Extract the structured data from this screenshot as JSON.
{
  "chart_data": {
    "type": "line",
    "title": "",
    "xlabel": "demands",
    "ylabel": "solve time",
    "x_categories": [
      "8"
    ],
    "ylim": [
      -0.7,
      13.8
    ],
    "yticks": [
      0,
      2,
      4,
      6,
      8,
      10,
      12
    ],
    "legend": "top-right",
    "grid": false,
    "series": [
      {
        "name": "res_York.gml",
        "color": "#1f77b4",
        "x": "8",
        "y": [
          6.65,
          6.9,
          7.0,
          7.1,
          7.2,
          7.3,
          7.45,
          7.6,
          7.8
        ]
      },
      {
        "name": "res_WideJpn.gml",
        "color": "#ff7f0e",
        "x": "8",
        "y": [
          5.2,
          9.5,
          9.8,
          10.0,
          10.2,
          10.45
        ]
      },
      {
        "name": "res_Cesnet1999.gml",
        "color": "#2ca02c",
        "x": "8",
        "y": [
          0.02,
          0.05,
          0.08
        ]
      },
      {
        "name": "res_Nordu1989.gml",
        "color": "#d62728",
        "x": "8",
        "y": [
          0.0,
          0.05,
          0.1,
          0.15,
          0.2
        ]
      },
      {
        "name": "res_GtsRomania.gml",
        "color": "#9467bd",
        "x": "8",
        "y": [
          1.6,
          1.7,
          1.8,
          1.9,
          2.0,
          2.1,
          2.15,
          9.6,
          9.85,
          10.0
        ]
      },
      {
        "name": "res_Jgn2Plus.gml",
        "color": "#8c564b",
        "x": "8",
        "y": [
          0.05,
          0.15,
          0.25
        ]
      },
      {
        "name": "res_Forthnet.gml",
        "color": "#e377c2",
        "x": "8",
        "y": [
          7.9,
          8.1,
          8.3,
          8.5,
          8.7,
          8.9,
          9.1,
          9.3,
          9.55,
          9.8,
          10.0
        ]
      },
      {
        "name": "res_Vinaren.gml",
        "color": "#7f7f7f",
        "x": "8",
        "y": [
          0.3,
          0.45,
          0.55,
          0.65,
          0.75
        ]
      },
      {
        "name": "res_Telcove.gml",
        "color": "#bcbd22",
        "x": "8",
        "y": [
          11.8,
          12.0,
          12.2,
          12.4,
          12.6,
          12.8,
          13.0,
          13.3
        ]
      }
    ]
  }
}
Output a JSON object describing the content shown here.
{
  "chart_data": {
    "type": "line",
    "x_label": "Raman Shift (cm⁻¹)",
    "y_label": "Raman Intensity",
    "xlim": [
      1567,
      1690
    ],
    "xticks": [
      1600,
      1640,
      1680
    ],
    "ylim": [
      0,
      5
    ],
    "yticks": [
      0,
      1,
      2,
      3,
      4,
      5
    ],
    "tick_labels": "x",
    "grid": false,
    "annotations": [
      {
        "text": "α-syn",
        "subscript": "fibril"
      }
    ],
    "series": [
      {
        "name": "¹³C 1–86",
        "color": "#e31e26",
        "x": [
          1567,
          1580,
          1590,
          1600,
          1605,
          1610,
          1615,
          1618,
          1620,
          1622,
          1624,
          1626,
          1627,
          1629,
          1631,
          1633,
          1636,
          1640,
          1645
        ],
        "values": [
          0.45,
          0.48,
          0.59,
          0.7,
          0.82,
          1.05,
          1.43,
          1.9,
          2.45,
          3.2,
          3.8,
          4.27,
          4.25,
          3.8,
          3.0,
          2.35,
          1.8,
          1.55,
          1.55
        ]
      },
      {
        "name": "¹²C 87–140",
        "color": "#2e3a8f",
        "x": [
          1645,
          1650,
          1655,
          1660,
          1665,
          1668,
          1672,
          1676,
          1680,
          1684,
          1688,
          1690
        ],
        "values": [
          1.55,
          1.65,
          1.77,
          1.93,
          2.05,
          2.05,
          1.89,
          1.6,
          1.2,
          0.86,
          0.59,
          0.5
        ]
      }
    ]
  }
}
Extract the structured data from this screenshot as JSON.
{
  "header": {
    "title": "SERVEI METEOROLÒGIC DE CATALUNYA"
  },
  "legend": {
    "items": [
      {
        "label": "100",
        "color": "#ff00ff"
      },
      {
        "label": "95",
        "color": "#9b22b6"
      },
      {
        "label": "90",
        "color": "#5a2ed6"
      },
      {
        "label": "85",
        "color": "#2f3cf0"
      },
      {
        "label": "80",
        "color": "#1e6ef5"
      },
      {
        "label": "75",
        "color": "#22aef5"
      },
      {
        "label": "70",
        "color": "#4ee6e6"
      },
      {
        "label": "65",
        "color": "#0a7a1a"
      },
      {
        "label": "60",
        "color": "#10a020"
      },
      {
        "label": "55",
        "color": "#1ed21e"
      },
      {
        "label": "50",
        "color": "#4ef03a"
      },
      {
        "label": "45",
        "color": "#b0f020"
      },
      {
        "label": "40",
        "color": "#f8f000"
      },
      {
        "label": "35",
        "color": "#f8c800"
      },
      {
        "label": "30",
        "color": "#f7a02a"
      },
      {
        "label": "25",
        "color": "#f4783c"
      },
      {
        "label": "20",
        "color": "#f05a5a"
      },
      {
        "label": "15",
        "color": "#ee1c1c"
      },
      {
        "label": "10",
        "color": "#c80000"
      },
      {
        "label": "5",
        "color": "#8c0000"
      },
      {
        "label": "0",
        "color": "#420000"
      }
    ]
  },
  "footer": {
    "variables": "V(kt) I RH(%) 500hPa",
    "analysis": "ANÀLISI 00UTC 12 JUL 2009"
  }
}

_PROBLEM REQUIREMENTS_.
Give only the number of lines in the data that hold the string "title".

_ANSWER FOR THE TASK_.
2